What you are asked to do: Extract the data exactly, missing nothing.

Records provided:
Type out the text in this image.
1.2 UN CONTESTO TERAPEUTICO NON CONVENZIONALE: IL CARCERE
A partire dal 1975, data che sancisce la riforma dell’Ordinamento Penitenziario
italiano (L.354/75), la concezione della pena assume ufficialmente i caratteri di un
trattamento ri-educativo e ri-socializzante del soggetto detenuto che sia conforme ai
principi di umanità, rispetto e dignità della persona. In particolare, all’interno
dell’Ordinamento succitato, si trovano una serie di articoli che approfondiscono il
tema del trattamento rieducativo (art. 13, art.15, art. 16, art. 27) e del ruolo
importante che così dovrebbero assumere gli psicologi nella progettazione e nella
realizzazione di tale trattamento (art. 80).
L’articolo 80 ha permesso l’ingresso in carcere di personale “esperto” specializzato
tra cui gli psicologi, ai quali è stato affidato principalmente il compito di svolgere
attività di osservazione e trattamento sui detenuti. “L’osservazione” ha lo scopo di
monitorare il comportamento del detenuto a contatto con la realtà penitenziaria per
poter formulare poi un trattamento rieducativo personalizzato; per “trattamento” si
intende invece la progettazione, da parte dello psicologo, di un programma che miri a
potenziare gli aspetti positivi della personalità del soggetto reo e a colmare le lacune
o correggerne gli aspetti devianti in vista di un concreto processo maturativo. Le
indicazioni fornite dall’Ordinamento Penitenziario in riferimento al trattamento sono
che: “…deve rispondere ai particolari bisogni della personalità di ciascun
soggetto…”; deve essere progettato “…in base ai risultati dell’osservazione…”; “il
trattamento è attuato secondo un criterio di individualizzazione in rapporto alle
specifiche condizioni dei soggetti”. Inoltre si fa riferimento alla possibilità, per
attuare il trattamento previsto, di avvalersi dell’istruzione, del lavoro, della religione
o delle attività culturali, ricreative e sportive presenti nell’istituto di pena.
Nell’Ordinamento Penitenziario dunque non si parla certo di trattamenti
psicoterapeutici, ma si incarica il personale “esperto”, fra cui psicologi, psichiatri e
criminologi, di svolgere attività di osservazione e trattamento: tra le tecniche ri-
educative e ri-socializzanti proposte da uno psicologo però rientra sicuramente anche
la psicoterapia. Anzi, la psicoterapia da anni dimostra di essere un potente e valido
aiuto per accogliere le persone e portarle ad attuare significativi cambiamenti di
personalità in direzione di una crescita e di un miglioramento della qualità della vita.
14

Task answer:
Type out the text in this image.
1.2 UN CONTESTO TERAPEUTICO NON CONVENZIONALE: IL CARCERE
A partire dal 1975, data che sancisce la riforma dell’Ordinamento Penitenziario
italiano (L.354/75), la concezione della pena assume ufficialmente i caratteri di un
trattamento ri-educativo e ri-socializzante del soggetto detenuto che sia conforme ai
principi di umanità, rispetto e dignità della persona. In particolare, all’interno
dell’Ordinamento succitato, si trovano una serie di articoli che approfondiscono il
tema del trattamento rieducativo (art. 13, art.15, art. 16, art. 27) e del ruolo
importante che così dovrebbero assumere gli psicologi nella progettazione e nella
realizzazione di tale trattamento (art. 80).
L’articolo 80 ha permesso l’ingresso in carcere di personale “esperto” specializzato
tra cui gli psicologi, ai quali è stato affidato principalmente il compito di svolgere
attività di osservazione e trattamento sui detenuti. “L’osservazione” ha lo scopo di
monitorare il comportamento del detenuto a contatto con la realtà penitenziaria per
poter formulare poi un trattamento rieducativo personalizzato; per “trattamento” si
intende invece la progettazione, da parte dello psicologo, di un programma che miri a
potenziare gli aspetti positivi della personalità del soggetto reo e a colmare le lacune
o correggerne gli aspetti devianti in vista di un concreto processo maturativo. Le
indicazioni fornite dall’Ordinamento Penitenziario in riferimento al trattamento sono
che: “…deve rispondere ai particolari bisogni della personalità di ciascun
soggetto…”; deve essere progettato “…in base ai risultati dell’osservazione…”; “il
trattamento è attuato secondo un criterio di individualizzazione in rapporto alle
specifiche condizioni dei soggetti”. Inoltre si fa riferimento alla possibilità, per
attuare il trattamento previsto, di avvalersi dell’istruzione, del lavoro, della religione
o delle attività culturali, ricreative e sportive presenti nell’istituto di pena.
Nell’Ordinamento Penitenziario dunque non si parla certo di trattamenti
psicoterapeutici, ma si incarica il personale “esperto”, fra cui psicologi, psichiatri e
criminologi, di svolgere attività di osservazione e trattamento: tra le tecniche ri-
educative e ri-socializzanti proposte da uno psicologo però rientra sicuramente anche
la psicoterapia. Anzi, la psicoterapia da anni dimostra di essere un potente e valido
aiuto per accogliere le persone e portarle ad attuare significativi cambiamenti di
personalità in direzione di una crescita e di un miglioramento della qualità della vita.
14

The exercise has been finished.